[Ausgewählter Textauszug]
-------------------------

Momentan ist man bei 41medical daran, zusammen mit australischen Institutionen, Kliniken und Gesundheitsanbietern einen Businessplan für die neue Tochterfirma, die 61medical, zu erarbeiten. Man will dabei auch die Vorteile nutzen, die Australien bietet: «Die Bereitschaft der Patienten dort, ihre Patientendaten elektronisch erfassen zu lassen und auch zur Verfügung zu stellen, ist riesig: In einer Volksabstimmung in Queensland stimmten 94% dafür.» Das mache es sehr interessant für MedTech-Firmen, grossflächige klinische Studien durchzuführen, weil man an wesentlich mehr verwertbare Informationen komme, als beispielsweise hier in der Schweiz.

Konkret soll «61medical» zusammen mit dem Jamieson Trauma Institute von Professor Michael Schütz, der ab nächstem Februar als Repräsentant für Queensland im Forschungskomitee der australischen orthopädischen Vereinigung fungiert, Entwicklungen tätigen, die auf breite klinische Studien gestützt sind.

-------------------------

[Zu erledigende Aufgaben]
1. Wie viel Prozent stimmten laut dem Textauszug über 61medical in der Volksabstimmung in Queensland dafür?
2. Führe den Textauszug über die Tochterfirma 61medical im Anschluss an seinen letzten Satz weiter.

-------------------------

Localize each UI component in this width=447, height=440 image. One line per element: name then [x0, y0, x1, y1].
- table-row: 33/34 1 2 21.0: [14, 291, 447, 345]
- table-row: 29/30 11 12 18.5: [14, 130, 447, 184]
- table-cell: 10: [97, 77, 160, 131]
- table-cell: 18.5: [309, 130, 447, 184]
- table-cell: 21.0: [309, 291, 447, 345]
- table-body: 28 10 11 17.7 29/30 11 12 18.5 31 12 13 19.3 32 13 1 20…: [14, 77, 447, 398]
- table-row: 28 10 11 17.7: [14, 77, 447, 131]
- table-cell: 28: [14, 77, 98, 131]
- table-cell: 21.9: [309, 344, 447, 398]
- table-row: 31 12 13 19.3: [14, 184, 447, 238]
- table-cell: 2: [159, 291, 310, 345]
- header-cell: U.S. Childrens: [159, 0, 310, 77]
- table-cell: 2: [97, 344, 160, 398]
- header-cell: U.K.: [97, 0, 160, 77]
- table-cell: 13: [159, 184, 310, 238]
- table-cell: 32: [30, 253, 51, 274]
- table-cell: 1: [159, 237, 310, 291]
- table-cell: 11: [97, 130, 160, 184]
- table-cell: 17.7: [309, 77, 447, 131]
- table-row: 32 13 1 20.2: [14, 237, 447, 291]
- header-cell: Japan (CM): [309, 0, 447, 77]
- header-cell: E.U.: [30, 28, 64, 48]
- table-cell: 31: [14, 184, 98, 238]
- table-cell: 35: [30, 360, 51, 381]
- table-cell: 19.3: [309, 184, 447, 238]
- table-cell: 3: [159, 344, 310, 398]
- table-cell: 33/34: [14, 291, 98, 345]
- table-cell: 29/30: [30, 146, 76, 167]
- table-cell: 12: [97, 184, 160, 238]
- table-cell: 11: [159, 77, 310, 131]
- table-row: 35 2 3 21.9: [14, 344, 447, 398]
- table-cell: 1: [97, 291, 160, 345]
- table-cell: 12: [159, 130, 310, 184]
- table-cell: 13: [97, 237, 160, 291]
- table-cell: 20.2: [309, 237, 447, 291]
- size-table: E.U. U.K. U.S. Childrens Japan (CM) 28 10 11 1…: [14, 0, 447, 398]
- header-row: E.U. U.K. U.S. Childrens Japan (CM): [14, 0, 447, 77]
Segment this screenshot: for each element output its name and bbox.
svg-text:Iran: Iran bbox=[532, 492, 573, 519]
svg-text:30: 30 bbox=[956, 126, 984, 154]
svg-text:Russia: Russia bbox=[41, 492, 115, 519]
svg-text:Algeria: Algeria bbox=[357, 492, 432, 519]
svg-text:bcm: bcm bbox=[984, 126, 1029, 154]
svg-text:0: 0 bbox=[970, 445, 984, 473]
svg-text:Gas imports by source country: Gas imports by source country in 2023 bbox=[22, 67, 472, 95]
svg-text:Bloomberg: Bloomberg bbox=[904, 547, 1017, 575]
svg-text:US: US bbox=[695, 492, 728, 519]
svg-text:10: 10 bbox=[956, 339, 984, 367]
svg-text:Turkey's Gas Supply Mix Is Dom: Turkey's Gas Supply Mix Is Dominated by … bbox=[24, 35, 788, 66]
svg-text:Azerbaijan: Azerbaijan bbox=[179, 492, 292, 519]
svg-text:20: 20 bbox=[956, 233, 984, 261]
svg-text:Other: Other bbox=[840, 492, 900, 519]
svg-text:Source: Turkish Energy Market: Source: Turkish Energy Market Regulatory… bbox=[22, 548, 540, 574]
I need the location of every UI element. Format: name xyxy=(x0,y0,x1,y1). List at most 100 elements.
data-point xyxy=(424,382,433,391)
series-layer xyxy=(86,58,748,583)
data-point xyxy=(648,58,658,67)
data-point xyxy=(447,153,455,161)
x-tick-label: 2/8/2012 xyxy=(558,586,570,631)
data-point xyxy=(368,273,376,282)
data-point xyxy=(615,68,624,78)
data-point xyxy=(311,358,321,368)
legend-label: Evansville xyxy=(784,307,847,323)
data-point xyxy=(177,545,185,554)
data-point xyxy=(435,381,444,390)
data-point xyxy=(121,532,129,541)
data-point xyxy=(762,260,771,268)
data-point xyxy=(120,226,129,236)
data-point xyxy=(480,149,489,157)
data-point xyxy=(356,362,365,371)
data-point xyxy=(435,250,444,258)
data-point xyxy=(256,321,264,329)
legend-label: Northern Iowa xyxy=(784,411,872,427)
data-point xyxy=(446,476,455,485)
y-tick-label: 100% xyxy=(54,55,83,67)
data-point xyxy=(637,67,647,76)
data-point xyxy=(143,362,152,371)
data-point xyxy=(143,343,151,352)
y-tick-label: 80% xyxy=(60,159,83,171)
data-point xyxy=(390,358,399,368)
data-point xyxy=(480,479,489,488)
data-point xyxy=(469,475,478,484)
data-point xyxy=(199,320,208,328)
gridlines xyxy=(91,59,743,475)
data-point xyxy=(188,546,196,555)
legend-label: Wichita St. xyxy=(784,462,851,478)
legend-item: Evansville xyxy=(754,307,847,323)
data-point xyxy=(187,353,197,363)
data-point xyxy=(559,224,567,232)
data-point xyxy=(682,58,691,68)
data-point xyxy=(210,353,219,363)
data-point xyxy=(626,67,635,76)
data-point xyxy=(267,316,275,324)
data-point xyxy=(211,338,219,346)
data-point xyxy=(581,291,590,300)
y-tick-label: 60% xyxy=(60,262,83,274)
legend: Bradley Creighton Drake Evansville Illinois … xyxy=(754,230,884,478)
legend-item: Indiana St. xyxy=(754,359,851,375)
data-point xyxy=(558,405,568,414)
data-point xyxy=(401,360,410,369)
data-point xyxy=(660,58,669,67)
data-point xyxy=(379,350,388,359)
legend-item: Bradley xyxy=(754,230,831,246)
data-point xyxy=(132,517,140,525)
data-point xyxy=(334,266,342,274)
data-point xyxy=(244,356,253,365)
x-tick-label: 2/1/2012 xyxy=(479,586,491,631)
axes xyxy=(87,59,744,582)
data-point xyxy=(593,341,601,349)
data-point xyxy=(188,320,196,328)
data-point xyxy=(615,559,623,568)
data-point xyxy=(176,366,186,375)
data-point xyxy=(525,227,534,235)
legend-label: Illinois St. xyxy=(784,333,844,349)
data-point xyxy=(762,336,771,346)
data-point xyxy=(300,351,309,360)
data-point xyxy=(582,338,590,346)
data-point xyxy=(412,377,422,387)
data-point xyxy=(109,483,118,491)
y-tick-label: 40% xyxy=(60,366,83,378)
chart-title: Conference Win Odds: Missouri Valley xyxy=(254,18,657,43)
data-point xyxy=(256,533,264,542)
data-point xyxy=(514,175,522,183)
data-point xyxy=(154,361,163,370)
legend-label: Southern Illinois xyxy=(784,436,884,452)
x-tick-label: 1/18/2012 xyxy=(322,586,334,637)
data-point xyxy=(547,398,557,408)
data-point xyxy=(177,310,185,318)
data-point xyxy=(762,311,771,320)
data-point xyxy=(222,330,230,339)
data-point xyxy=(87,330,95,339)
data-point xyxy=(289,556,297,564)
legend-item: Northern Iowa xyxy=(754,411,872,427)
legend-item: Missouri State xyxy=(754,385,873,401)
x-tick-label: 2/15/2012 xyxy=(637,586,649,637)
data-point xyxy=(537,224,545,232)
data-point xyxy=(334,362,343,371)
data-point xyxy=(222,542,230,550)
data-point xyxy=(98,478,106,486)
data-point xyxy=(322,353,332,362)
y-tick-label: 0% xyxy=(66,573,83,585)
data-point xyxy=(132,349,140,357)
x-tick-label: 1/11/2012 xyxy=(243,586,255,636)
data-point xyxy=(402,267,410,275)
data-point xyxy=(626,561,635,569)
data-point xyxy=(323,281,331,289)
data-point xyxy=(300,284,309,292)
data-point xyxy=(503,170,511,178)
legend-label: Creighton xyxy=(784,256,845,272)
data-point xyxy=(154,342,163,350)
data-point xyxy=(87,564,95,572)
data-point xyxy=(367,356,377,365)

-------------------------

[Ergebnisse der Aufgaben]
1. 94 %.

2.
Auch im Bereich der Telemedizin sei Australien aufgrund der grossen Distanzen viel weiter. Im Gegenzug seien die Kriterien für die Zulassung medizinischer Produkte in Australien bis anhin weniger streng als anderswo. Deshalb sei man auch daran interessiert, Firmen, die die strengeren europäischen Zulassungskriterien erfüllen, nach Australien zu holen. Übrigens: 41 und 61 bezieht sich auf die internationale Vorwahl der beiden Länder.

Keine Berater, sondern Entwickler

«Wir wollen keine Beratungsfunktion ausüben, sondern die Produkte entwickeln, sodass sie klinisch eingesetzt werden können», erklärt Frigg. Niederberger ergänzt, dass man im Grunde hier in der Schweiz dasselbe tue. Auch hier übernehme 41medical die Entwicklung medizinischer Produkte, welche MedTech-Firmen nicht mehr selber realisieren wollen oder können. «Wir entwickeln und produzieren Medizinprodukte sowohl für Start-Ups wie auch für weltweit agierende Medtech-Konzerne – und bringen diese Produkte, falls es der Kunde wünscht, auch noch auf den Markt» (Siehe dazu separaten Artikel).

«Absolutely amazing», meinte die australische Botschafterin.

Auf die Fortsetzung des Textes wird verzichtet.